SET EXERCISE
Pick out the lines containing "type".

MATERIAL FOR THIS TASK
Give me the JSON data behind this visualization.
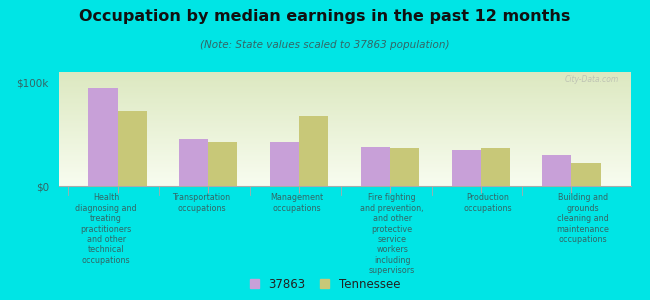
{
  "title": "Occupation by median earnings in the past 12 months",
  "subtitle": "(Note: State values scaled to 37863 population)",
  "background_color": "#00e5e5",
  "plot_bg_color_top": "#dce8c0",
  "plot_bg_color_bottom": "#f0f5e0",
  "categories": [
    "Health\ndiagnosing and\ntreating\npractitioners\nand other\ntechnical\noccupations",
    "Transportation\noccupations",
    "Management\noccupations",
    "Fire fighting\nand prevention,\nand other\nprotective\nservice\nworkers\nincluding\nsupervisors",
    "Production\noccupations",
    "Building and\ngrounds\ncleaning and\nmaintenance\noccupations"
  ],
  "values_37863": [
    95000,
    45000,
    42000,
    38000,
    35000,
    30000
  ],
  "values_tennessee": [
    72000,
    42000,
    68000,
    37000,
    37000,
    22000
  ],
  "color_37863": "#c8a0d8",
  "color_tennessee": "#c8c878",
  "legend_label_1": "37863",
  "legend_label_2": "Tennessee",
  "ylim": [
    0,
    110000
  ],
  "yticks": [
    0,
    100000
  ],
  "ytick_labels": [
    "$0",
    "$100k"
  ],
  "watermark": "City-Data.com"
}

...

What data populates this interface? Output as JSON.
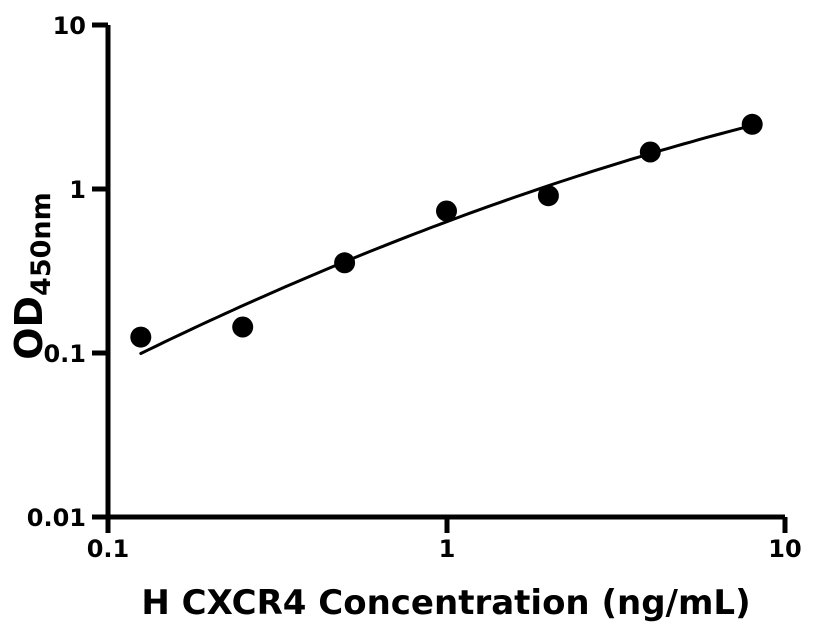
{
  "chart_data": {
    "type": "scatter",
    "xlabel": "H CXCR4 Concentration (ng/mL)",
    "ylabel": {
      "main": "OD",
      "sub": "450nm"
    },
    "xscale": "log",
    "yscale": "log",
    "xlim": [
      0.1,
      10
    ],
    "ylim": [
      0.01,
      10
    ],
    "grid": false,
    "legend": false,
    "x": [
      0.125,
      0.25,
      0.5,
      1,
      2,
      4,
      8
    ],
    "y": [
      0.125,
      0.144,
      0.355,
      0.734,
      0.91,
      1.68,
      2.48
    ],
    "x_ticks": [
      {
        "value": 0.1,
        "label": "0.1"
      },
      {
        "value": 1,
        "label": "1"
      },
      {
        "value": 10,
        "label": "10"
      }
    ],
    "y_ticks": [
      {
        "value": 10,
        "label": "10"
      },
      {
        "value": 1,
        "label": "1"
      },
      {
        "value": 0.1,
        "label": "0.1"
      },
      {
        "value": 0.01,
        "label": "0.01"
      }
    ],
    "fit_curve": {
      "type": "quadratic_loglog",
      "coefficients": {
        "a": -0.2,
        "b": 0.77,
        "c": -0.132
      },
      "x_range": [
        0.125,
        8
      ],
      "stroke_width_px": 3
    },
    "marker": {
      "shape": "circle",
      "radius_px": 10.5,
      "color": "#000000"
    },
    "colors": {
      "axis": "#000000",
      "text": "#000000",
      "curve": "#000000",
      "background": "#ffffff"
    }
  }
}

ANSWER
    "type": "scatter",
      "type": "quadratic_loglog",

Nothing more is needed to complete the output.